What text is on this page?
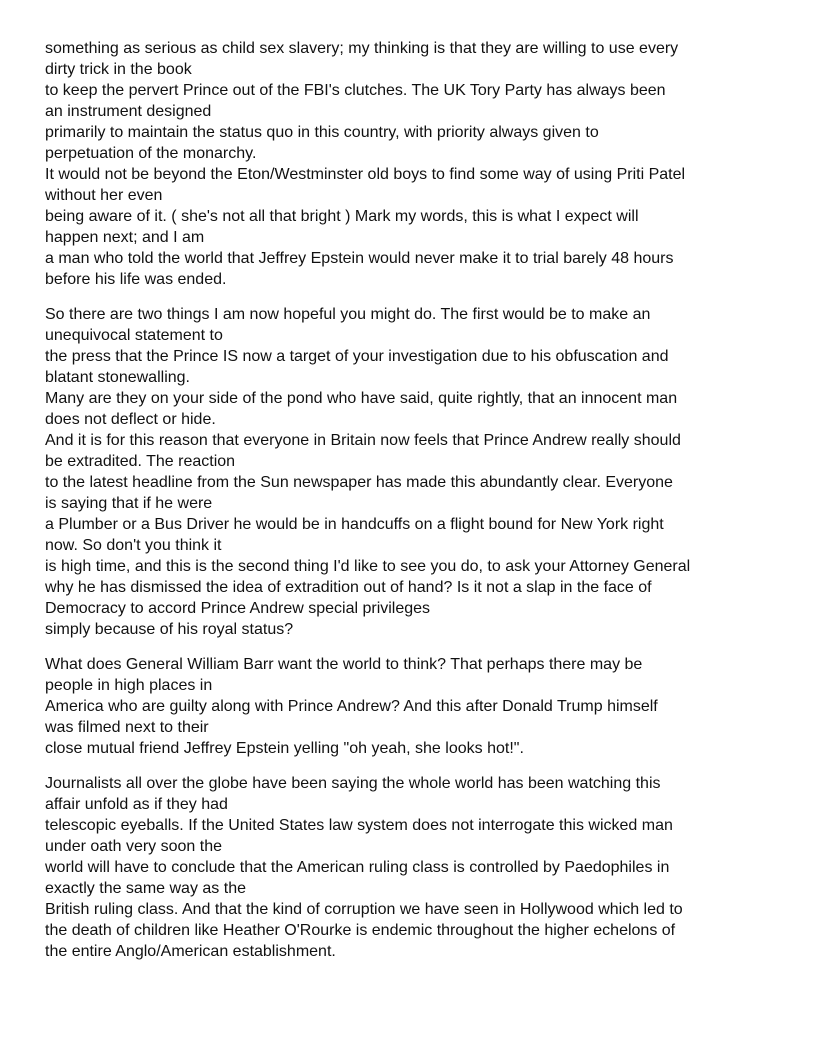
something as serious as child sex slavery; my thinking is that they are willing to use every
dirty trick in the book
to keep the pervert Prince out of the FBI's clutches. The UK Tory Party has always been
an instrument designed
primarily to maintain the status quo in this country, with priority always given to
perpetuation of the monarchy.
It would not be beyond the Eton/Westminster old boys to find some way of using Priti Patel
without her even
being aware of it. ( she's not all that bright ) Mark my words, this is what I expect will
happen next; and I am
a man who told the world that Jeffrey Epstein would never make it to trial barely 48 hours
before his life was ended.
So there are two things I am now hopeful you might do. The first would be to make an
unequivocal statement to
the press that the Prince IS now a target of your investigation due to his obfuscation and
blatant stonewalling.
Many are they on your side of the pond who have said, quite rightly, that an innocent man
does not deflect or hide.
And it is for this reason that everyone in Britain now feels that Prince Andrew really should
be extradited. The reaction
to the latest headline from the Sun newspaper has made this abundantly clear. Everyone
is saying that if he were
a Plumber or a Bus Driver he would be in handcuffs on a flight bound for New York right
now. So don't you think it
is high time, and this is the second thing I'd like to see you do, to ask your Attorney General
why he has dismissed the idea of extradition out of hand? Is it not a slap in the face of
Democracy to accord Prince Andrew special privileges
simply because of his royal status?
What does General William Barr want the world to think? That perhaps there may be
people in high places in
America who are guilty along with Prince Andrew? And this after Donald Trump himself
was filmed next to their
close mutual friend Jeffrey Epstein yelling "oh yeah, she looks hot!".
Journalists all over the globe have been saying the whole world has been watching this
affair unfold as if they had
telescopic eyeballs. If the United States law system does not interrogate this wicked man
under oath very soon the
world will have to conclude that the American ruling class is controlled by Paedophiles in
exactly the same way as the
British ruling class. And that the kind of corruption we have seen in Hollywood which led to
the death of children like Heather O'Rourke is endemic throughout the higher echelons of
the entire Anglo/American establishment.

__________

• INSTRUCTION
Show all lines in the entries above where the word "your" appears.

• THE ANSWER
the press that the Prince IS now a target of your investigation due to his obfuscation and
Many are they on your side of the pond who have said, quite rightly, that an innocent man
is high time, and this is the second thing I'd like to see you do, to ask your Attorney General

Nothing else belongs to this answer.